[Collected data entries]
::::

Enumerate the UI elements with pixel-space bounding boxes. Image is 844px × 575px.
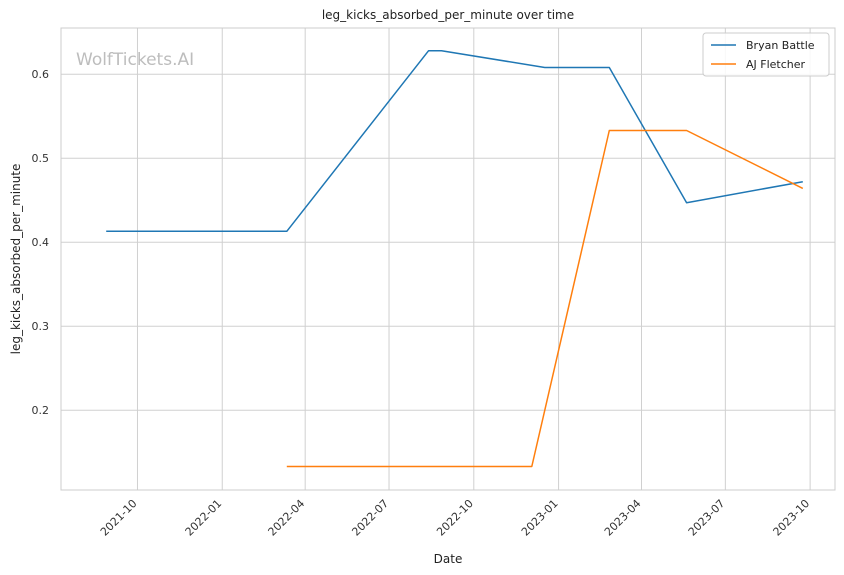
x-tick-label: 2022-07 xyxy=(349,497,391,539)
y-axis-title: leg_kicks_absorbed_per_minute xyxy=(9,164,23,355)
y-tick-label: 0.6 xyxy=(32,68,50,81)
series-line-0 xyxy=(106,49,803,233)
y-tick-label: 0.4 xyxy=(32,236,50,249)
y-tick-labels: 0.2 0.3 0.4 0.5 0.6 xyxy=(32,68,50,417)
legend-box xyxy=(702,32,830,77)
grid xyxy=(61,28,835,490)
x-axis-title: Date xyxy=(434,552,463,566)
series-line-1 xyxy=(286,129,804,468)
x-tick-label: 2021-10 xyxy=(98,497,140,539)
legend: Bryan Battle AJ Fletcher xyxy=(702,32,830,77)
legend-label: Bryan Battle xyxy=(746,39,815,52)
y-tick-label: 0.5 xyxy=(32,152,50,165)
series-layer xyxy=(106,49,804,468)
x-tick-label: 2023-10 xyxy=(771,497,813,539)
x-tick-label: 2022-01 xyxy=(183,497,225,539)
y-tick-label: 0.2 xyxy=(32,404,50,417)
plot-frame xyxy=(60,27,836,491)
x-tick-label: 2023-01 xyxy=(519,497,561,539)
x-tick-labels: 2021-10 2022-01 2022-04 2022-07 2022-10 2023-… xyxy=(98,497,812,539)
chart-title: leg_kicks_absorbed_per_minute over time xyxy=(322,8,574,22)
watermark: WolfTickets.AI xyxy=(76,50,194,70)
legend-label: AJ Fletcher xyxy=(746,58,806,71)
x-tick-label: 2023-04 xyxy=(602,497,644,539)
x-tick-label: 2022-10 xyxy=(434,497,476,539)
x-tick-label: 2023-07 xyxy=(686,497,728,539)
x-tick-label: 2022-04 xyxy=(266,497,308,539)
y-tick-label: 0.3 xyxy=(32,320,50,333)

::::

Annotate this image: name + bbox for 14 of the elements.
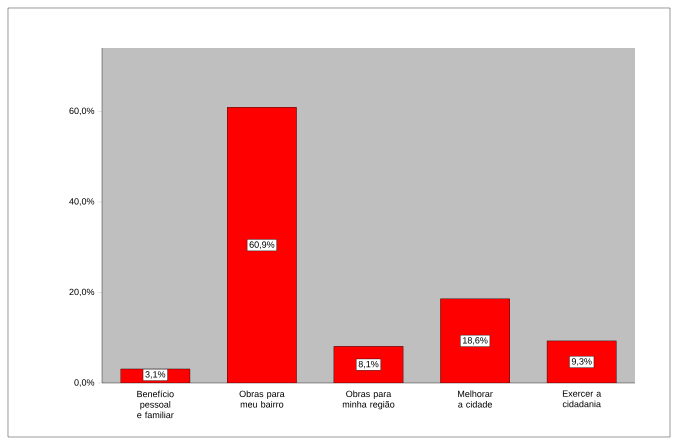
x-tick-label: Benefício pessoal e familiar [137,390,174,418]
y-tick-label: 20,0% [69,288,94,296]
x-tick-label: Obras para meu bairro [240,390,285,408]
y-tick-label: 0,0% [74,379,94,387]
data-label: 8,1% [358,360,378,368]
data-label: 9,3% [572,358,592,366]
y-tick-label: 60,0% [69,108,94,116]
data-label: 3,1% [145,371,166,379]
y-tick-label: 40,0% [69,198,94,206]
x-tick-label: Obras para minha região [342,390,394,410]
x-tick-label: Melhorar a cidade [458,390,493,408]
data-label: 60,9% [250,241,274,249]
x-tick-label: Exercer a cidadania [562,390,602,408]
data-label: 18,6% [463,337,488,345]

::::

§ Problem: Write out the material from the line containing "Annotate this image: name" through the line containing "data-label: 18,6% [463,337,488,345]" with each line exactly as it stands, leaving out any pictures.

§ Exercise output:
Annotate this image: name + bbox for 14 of the elements.
x-tick-label: Benefício pessoal e familiar [137,390,174,418]
y-tick-label: 20,0% [69,288,94,296]
x-tick-label: Obras para meu bairro [240,390,285,408]
y-tick-label: 0,0% [74,379,94,387]
data-label: 8,1% [358,360,378,368]
data-label: 9,3% [572,358,592,366]
y-tick-label: 60,0% [69,108,94,116]
data-label: 3,1% [145,371,166,379]
y-tick-label: 40,0% [69,198,94,206]
x-tick-label: Obras para minha região [342,390,394,410]
x-tick-label: Melhorar a cidade [458,390,493,408]
data-label: 60,9% [250,241,274,249]
x-tick-label: Exercer a cidadania [562,390,602,408]
data-label: 18,6% [463,337,488,345]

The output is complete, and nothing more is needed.